» **TASK TO COMPLETE**
Filter these entries so that only lines with the word "What" remain.

>>>

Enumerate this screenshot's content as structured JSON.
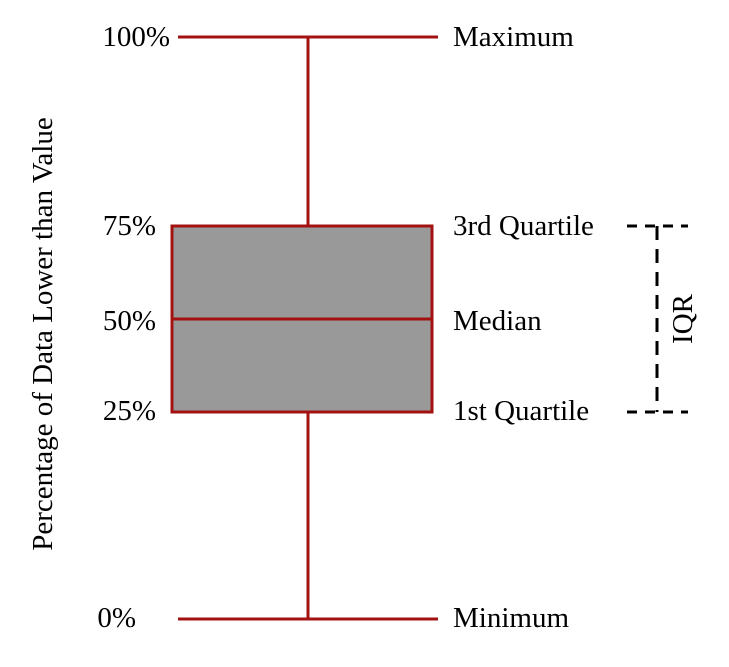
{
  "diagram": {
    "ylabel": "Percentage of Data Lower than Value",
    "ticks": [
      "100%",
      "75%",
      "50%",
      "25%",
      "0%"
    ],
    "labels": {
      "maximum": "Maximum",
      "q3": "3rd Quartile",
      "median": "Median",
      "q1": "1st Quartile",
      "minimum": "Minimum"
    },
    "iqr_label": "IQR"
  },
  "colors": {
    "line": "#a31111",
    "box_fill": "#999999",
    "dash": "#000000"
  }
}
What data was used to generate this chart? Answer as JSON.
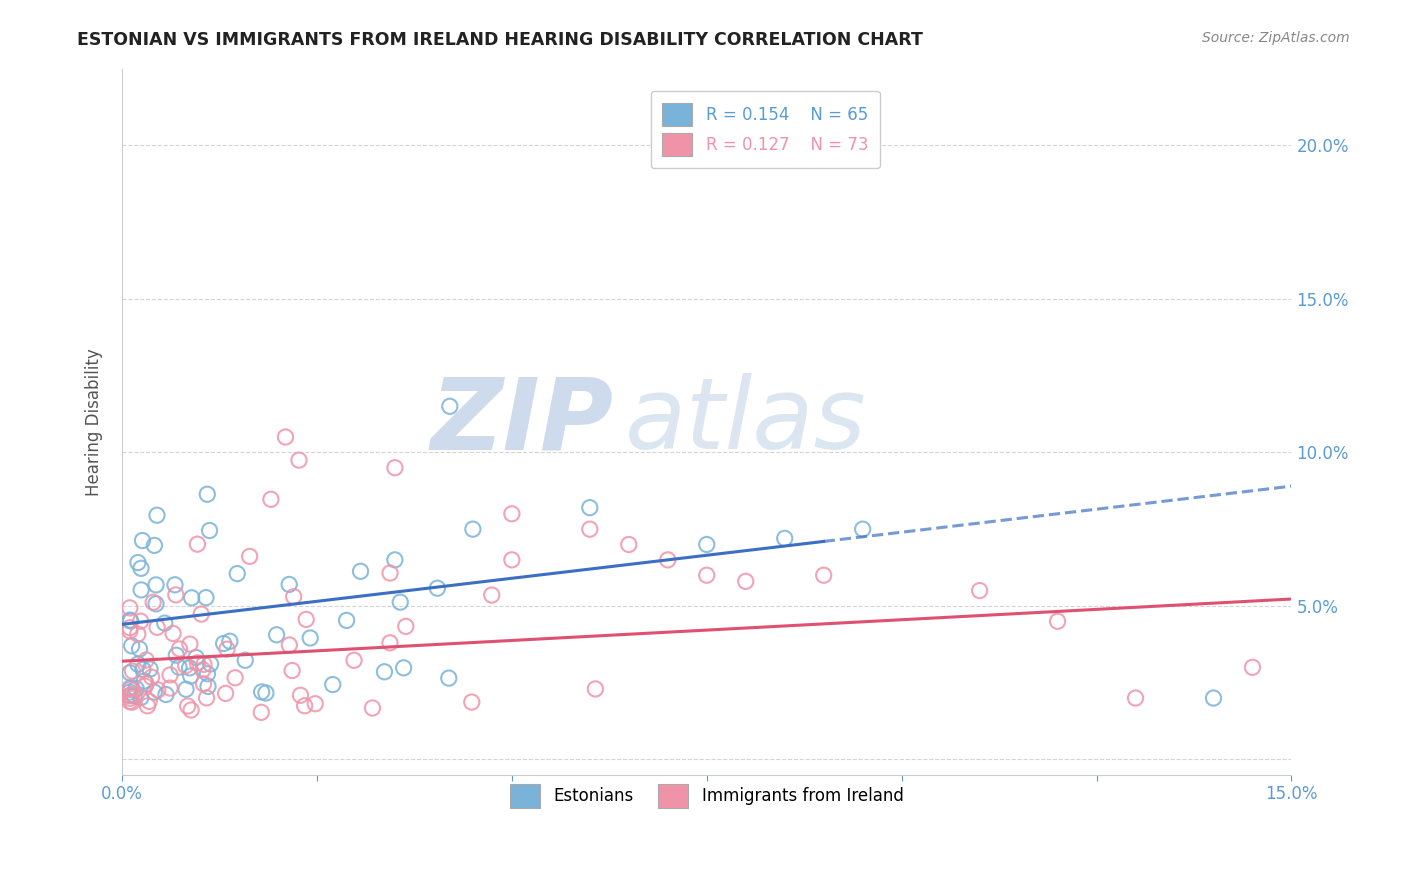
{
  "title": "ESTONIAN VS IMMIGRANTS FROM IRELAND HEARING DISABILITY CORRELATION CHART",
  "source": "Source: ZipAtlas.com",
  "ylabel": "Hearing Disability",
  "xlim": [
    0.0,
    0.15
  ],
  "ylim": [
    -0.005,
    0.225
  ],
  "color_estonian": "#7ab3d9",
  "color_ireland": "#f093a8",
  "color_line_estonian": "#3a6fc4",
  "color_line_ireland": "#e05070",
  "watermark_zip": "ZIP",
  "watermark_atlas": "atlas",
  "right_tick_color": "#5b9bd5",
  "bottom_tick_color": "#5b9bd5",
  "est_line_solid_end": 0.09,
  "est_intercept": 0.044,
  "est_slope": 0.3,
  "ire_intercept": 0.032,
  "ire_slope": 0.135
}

<<<
>>>

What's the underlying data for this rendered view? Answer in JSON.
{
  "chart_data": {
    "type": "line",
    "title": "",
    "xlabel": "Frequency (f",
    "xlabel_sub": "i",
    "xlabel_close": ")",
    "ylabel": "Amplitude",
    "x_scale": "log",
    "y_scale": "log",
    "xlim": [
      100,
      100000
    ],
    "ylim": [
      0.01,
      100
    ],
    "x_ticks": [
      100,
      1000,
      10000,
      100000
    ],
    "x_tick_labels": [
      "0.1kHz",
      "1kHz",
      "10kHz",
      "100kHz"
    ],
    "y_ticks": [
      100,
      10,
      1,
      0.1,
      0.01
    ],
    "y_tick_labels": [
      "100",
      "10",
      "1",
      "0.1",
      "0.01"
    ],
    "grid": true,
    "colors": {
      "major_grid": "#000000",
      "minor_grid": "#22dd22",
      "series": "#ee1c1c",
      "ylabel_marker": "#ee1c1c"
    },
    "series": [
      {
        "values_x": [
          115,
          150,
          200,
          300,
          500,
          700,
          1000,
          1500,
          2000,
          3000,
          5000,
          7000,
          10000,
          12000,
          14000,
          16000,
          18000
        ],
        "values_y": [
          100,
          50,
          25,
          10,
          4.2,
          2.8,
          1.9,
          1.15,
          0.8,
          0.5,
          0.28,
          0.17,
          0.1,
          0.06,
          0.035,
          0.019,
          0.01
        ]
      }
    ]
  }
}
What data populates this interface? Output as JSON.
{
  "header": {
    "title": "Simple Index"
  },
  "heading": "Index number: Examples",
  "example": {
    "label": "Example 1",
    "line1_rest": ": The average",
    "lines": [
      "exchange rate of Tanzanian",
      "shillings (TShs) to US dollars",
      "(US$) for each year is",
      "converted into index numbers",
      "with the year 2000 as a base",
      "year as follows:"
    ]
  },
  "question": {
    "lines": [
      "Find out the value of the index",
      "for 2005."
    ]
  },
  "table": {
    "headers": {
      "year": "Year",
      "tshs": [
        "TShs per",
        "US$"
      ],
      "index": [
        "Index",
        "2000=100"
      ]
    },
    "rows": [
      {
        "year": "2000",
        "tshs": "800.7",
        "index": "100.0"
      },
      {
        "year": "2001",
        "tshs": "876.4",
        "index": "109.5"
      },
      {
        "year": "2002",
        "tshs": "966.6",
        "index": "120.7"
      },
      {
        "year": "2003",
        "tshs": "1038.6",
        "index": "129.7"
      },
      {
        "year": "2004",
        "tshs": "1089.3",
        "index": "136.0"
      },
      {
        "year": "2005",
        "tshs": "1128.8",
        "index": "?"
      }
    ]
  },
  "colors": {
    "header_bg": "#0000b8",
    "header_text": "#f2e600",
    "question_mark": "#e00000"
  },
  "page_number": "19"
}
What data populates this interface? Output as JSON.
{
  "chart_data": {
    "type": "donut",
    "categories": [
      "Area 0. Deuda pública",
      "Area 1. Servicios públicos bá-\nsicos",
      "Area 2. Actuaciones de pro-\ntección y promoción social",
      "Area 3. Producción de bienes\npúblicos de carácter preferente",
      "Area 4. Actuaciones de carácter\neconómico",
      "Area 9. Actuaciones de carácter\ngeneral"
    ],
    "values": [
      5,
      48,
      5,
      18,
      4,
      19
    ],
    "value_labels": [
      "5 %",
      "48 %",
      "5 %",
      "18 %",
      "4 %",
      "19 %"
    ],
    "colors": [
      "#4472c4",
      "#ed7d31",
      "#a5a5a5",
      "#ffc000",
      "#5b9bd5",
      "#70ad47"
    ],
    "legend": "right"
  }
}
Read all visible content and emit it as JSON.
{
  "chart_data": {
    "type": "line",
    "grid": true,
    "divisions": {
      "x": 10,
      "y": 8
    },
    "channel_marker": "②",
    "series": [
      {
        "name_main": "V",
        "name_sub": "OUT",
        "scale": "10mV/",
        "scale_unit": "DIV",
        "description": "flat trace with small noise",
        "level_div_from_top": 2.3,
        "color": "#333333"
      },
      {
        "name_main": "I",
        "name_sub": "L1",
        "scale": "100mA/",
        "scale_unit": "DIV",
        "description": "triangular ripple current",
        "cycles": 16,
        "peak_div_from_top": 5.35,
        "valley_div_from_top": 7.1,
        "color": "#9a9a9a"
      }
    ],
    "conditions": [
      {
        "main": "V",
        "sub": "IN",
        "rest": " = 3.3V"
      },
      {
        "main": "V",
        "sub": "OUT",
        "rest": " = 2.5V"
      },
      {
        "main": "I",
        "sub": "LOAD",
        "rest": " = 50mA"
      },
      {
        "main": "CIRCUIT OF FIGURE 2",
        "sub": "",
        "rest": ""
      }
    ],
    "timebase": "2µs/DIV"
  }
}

<<<

» **ANSWER TO THE EXERCISE**
What data was used to generate this chart? Answer as JSON.
What's the underlying data for this rendered view? Answer in JSON.
What data populates this interface? Output as JSON.
What data populates this interface? Output as JSON.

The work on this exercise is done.